> _EXERCISE DIRECTIONS_
Could you transcribe every record below exactly as written, leaving out any pictures?

- - - - - - -

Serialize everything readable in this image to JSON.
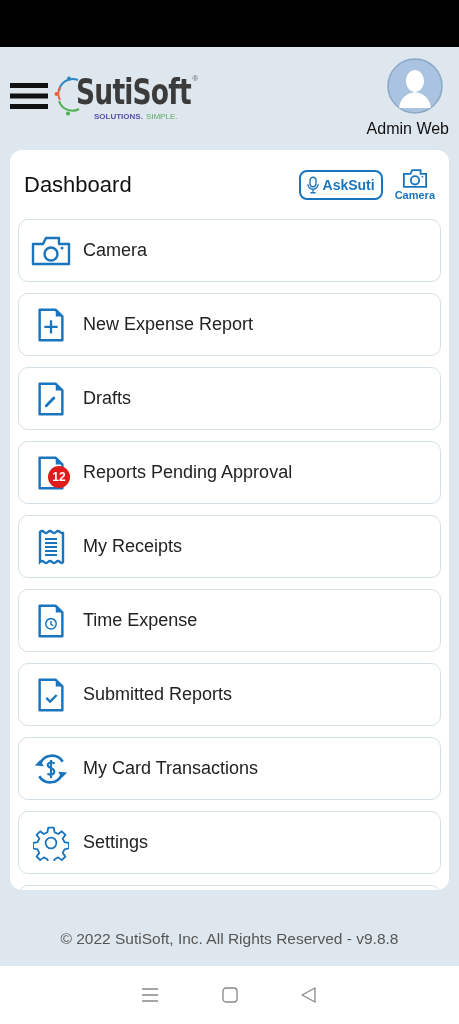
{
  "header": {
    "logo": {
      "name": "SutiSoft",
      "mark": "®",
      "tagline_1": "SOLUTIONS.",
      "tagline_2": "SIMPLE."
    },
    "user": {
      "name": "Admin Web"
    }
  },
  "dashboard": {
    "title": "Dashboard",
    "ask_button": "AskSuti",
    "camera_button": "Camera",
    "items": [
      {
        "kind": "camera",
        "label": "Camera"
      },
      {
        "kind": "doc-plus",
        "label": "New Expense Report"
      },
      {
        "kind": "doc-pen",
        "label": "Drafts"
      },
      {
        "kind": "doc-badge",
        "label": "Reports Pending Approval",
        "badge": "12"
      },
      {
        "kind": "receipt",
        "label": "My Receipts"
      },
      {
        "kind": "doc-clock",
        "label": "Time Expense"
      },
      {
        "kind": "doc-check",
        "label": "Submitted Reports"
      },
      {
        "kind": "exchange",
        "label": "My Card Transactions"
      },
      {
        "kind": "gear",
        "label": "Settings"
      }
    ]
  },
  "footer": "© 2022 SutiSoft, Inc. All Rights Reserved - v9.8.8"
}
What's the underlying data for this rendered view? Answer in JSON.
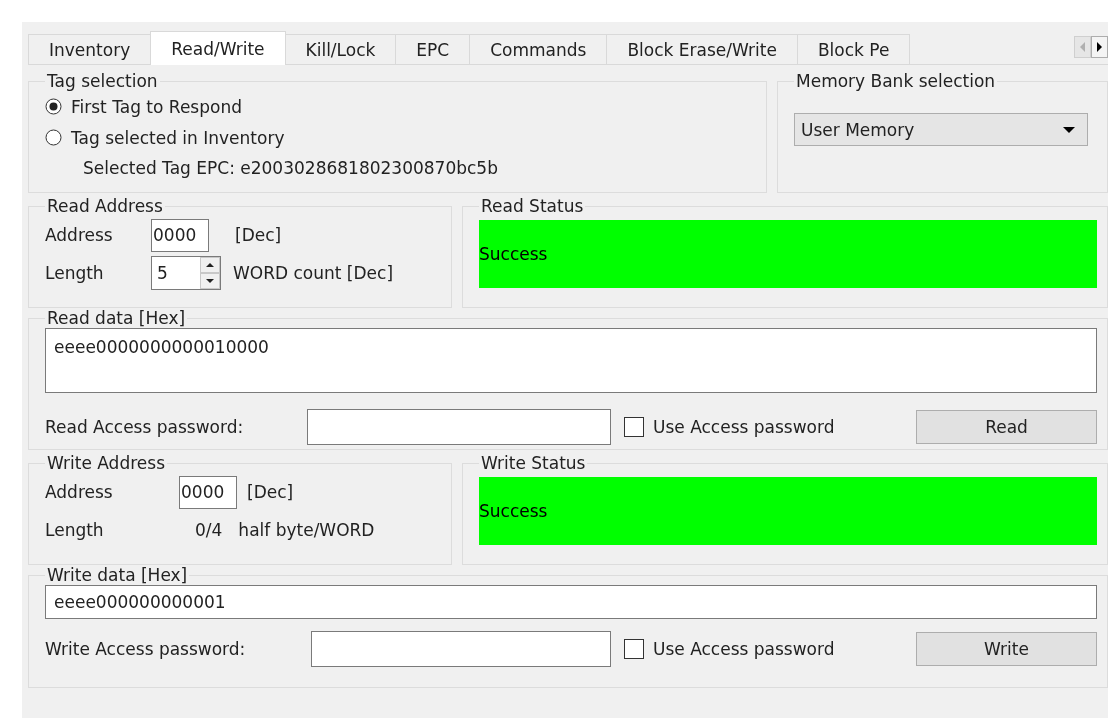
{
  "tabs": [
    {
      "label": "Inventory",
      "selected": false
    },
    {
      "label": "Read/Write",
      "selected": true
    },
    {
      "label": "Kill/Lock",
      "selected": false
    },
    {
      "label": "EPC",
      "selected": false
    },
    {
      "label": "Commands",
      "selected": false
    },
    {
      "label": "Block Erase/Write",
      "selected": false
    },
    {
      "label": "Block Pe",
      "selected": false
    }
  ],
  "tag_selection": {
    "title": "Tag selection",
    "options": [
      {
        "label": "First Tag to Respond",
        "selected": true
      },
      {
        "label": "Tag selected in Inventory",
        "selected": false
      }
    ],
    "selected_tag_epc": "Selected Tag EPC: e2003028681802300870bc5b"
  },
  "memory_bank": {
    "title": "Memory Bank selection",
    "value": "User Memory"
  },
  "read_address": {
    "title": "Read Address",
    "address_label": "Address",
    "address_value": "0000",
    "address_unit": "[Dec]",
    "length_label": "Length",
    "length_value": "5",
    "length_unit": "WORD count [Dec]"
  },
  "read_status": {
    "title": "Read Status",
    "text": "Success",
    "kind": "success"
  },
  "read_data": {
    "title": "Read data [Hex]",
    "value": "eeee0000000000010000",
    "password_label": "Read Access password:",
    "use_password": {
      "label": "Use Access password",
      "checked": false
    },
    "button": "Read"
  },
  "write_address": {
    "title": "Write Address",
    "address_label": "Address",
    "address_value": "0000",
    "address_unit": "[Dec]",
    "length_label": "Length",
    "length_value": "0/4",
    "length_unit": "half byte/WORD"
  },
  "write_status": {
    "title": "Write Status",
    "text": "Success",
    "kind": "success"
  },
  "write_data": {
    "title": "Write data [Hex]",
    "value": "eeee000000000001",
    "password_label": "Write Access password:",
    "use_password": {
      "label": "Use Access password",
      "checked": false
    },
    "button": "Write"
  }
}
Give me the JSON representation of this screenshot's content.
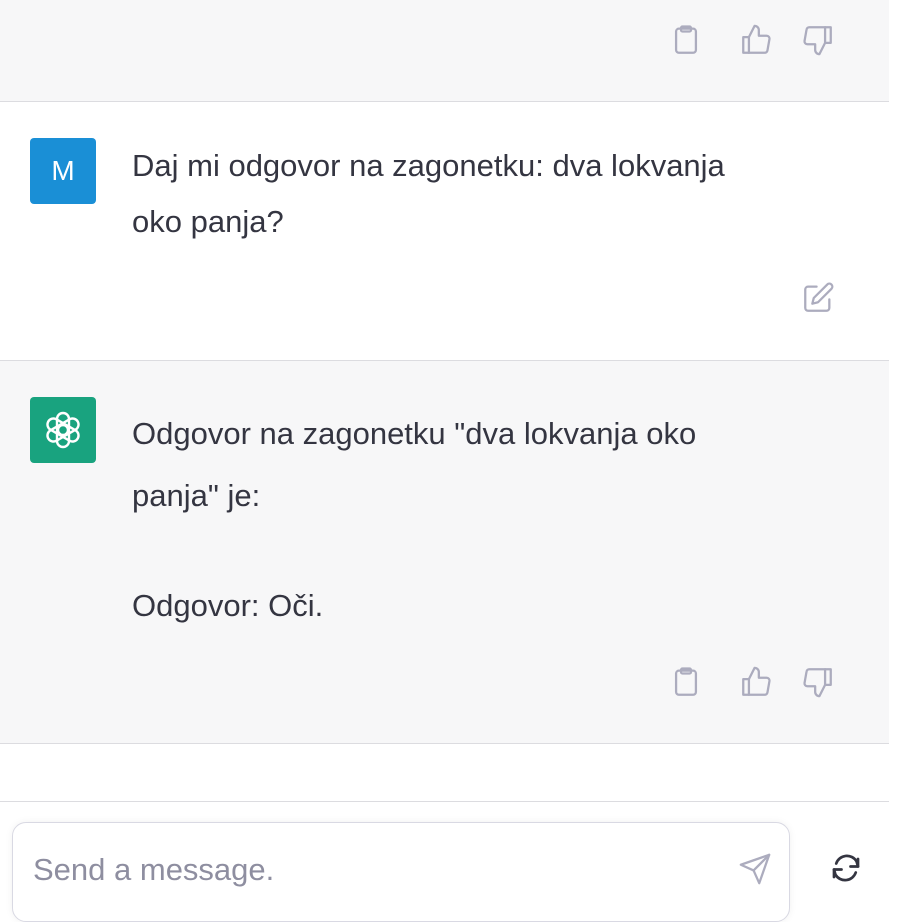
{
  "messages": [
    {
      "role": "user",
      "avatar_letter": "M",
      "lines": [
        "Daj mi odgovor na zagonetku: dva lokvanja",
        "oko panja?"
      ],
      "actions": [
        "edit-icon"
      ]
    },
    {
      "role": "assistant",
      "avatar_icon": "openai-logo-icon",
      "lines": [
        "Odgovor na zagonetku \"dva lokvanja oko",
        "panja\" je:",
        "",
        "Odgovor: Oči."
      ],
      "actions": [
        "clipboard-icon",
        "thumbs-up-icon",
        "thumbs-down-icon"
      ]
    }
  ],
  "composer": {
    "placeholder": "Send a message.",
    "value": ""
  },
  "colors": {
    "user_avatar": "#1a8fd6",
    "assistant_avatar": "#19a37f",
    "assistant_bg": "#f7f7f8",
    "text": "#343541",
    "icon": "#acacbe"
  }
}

- - - - - - -

> _EXERCISE ANSWER_
Serialize everything readable in this image to JSON.
{
  "header": {
    "logo": {
      "name": "SutiSoft",
      "mark": "®",
      "tagline_1": "SOLUTIONS.",
      "tagline_2": "SIMPLE."
    },
    "user": {
      "name": "Admin Web"
    }
  },
  "dashboard": {
    "title": "Dashboard",
    "ask_button": "AskSuti",
    "camera_button": "Camera",
    "items": [
      {
        "kind": "camera",
        "label": "Camera"
      },
      {
        "kind": "doc-plus",
        "label": "New Expense Report"
      },
      {
        "kind": "doc-pen",
        "label": "Drafts"
      },
      {
        "kind": "doc-badge",
        "label": "Reports Pending Approval",
        "badge": "12"
      },
      {
        "kind": "receipt",
        "label": "My Receipts"
      },
      {
        "kind": "doc-clock",
        "label": "Time Expense"
      },
      {
        "kind": "doc-check",
        "label": "Submitted Reports"
      },
      {
        "kind": "exchange",
        "label": "My Card Transactions"
      },
      {
        "kind": "gear",
        "label": "Settings"
      }
    ]
  },
  "footer": "© 2022 SutiSoft, Inc. All Rights Reserved - v9.8.8"
}
What's the underlying data for this rendered view? Answer in JSON.
{
  "tabs": [
    {
      "label": "Inventory",
      "selected": false
    },
    {
      "label": "Read/Write",
      "selected": true
    },
    {
      "label": "Kill/Lock",
      "selected": false
    },
    {
      "label": "EPC",
      "selected": false
    },
    {
      "label": "Commands",
      "selected": false
    },
    {
      "label": "Block Erase/Write",
      "selected": false
    },
    {
      "label": "Block Pe",
      "selected": false
    }
  ],
  "tag_selection": {
    "title": "Tag selection",
    "options": [
      {
        "label": "First Tag to Respond",
        "selected": true
      },
      {
        "label": "Tag selected in Inventory",
        "selected": false
      }
    ],
    "selected_tag_epc": "Selected Tag EPC: e2003028681802300870bc5b"
  },
  "memory_bank": {
    "title": "Memory Bank selection",
    "value": "User Memory"
  },
  "read_address": {
    "title": "Read Address",
    "address_label": "Address",
    "address_value": "0000",
    "address_unit": "[Dec]",
    "length_label": "Length",
    "length_value": "5",
    "length_unit": "WORD count [Dec]"
  },
  "read_status": {
    "title": "Read Status",
    "text": "Success",
    "kind": "success"
  },
  "read_data": {
    "title": "Read data [Hex]",
    "value": "eeee0000000000010000",
    "password_label": "Read Access password:",
    "use_password": {
      "label": "Use Access password",
      "checked": false
    },
    "button": "Read"
  },
  "write_address": {
    "title": "Write Address",
    "address_label": "Address",
    "address_value": "0000",
    "address_unit": "[Dec]",
    "length_label": "Length",
    "length_value": "0/4",
    "length_unit": "half byte/WORD"
  },
  "write_status": {
    "title": "Write Status",
    "text": "Success",
    "kind": "success"
  },
  "write_data": {
    "title": "Write data [Hex]",
    "value": "eeee000000000001",
    "password_label": "Write Access password:",
    "use_password": {
      "label": "Use Access password",
      "checked": false
    },
    "button": "Write"
  }
}
Give me the JSON representation of this screenshot's content.
{
  "messages": [
    {
      "role": "user",
      "avatar_letter": "M",
      "lines": [
        "Daj mi odgovor na zagonetku: dva lokvanja",
        "oko panja?"
      ],
      "actions": [
        "edit-icon"
      ]
    },
    {
      "role": "assistant",
      "avatar_icon": "openai-logo-icon",
      "lines": [
        "Odgovor na zagonetku \"dva lokvanja oko",
        "panja\" je:",
        "",
        "Odgovor: Oči."
      ],
      "actions": [
        "clipboard-icon",
        "thumbs-up-icon",
        "thumbs-down-icon"
      ]
    }
  ],
  "composer": {
    "placeholder": "Send a message.",
    "value": ""
  },
  "colors": {
    "user_avatar": "#1a8fd6",
    "assistant_avatar": "#19a37f",
    "assistant_bg": "#f7f7f8",
    "text": "#343541",
    "icon": "#acacbe"
  }
}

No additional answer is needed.